▸ **Direction**
Every entry below should be repeated exactly; the pictures should not.

▸ **Records shown**
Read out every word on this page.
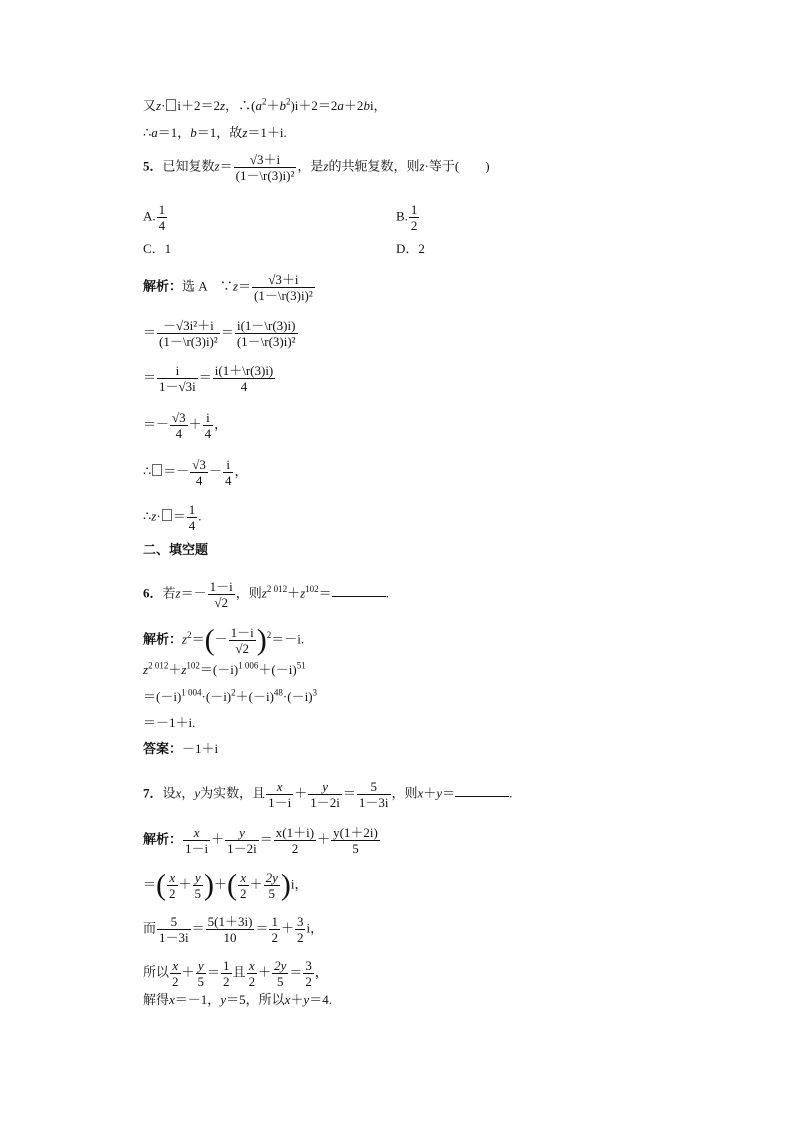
又z· i＋2＝2z，$\therefore(a^2+b^2)i+2=2a+2bi$，
∴a＝1，b＝1，故z＝1＋i.
5．已知复数$z= \frac{√3+i}{\text{(1－\textbackslash{}r(3)i)²}}$ ，是z的共轭复数，则z·等于(　　)
A. $\frac{1}{4}$	B. $\frac{1}{2}$
C．1	D．2
解析：选 A　∵z＝ $\frac{√3+i}{\text{(1－\textbackslash{}r(3)i)²}}$
＝ $\frac{\text{－√3i²＋i}}{\text{(1－\textbackslash{}r(3)i)²}} = \frac{i(1-\backslash r(3)i)}{\text{(1－\textbackslash{}r(3)i)²}}$
＝ $\frac{i}{1-√3i} = \frac{i(1+\backslash r(3)i)}{4}$
＝－ $\frac{√3}{4} + \frac{i}{4}$ ，
∴ ＝－ $\frac{√3}{4} - \frac{i}{4}$ ，
∴z· ＝ $\frac{1}{4}$ .
二、填空题
6．若$z=- \frac{1-i}{√2}$ ，则$z^{2 012}+z^{102}=$	.
解析：$z^2=(- \frac{1-i}{√2} )^2=-i$.
$z^{2 012}+z^{102}=(-i)^{1 006}+(-i)^{51}$
$=(-i)^{1 004}\cdot(-i)^2+(-i)^{48}\cdot(-i)^3$
＝－1＋i.
答案：－1＋i
7．设x，y为实数，且 $\frac{x}{1-i} + \frac{y}{1-2i} = \frac{5}{1-3i}$ ，则x＋y＝	.
解析： $\frac{x}{1-i} + \frac{y}{1-2i} = \frac{x(1+i)}{2} + \frac{y(1+2i)}{5}$
＝( $\frac{x}{2} + \frac{y}{5}$ )＋( $\frac{x}{2} + \frac{2y}{5} )i$，
而 $\frac{5}{1-3i} = \frac{5(1+3i)}{10} = \frac{1}{2} + \frac{3}{2}$ i，
所以 $\frac{x}{2} + \frac{y}{5} = \frac{1}{2}$ 且 $\frac{x}{2} + \frac{2y}{5} = \frac{3}{2}$ ，
解得x＝－1，y＝5，所以x＋y＝4.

▸ **Complete output**
Read out every word on this page.
又z· i＋2＝2z，$\therefore(a^2+b^2)i+2=2a+2bi$，
∴a＝1，b＝1，故z＝1＋i.
5．已知复数$z= \frac{√3+i}{\text{(1－\textbackslash{}r(3)i)²}}$ ，是z的共轭复数，则z·等于(　　)
A. $\frac{1}{4}$	B. $\frac{1}{2}$
C．1	D．2
解析：选 A　∵z＝ $\frac{√3+i}{\text{(1－\textbackslash{}r(3)i)²}}$
＝ $\frac{\text{－√3i²＋i}}{\text{(1－\textbackslash{}r(3)i)²}} = \frac{i(1-\backslash r(3)i)}{\text{(1－\textbackslash{}r(3)i)²}}$
＝ $\frac{i}{1-√3i} = \frac{i(1+\backslash r(3)i)}{4}$
＝－ $\frac{√3}{4} + \frac{i}{4}$ ，
∴ ＝－ $\frac{√3}{4} - \frac{i}{4}$ ，
∴z· ＝ $\frac{1}{4}$ .
二、填空题
6．若$z=- \frac{1-i}{√2}$ ，则$z^{2 012}+z^{102}=$	.
解析：$z^2=(- \frac{1-i}{√2} )^2=-i$.
$z^{2 012}+z^{102}=(-i)^{1 006}+(-i)^{51}$
$=(-i)^{1 004}\cdot(-i)^2+(-i)^{48}\cdot(-i)^3$
＝－1＋i.
答案：－1＋i
7．设x，y为实数，且 $\frac{x}{1-i} + \frac{y}{1-2i} = \frac{5}{1-3i}$ ，则x＋y＝	.
解析： $\frac{x}{1-i} + \frac{y}{1-2i} = \frac{x(1+i)}{2} + \frac{y(1+2i)}{5}$
＝( $\frac{x}{2} + \frac{y}{5}$ )＋( $\frac{x}{2} + \frac{2y}{5} )i$，
而 $\frac{5}{1-3i} = \frac{5(1+3i)}{10} = \frac{1}{2} + \frac{3}{2}$ i，
所以 $\frac{x}{2} + \frac{y}{5} = \frac{1}{2}$ 且 $\frac{x}{2} + \frac{2y}{5} = \frac{3}{2}$ ，
解得x＝－1，y＝5，所以x＋y＝4.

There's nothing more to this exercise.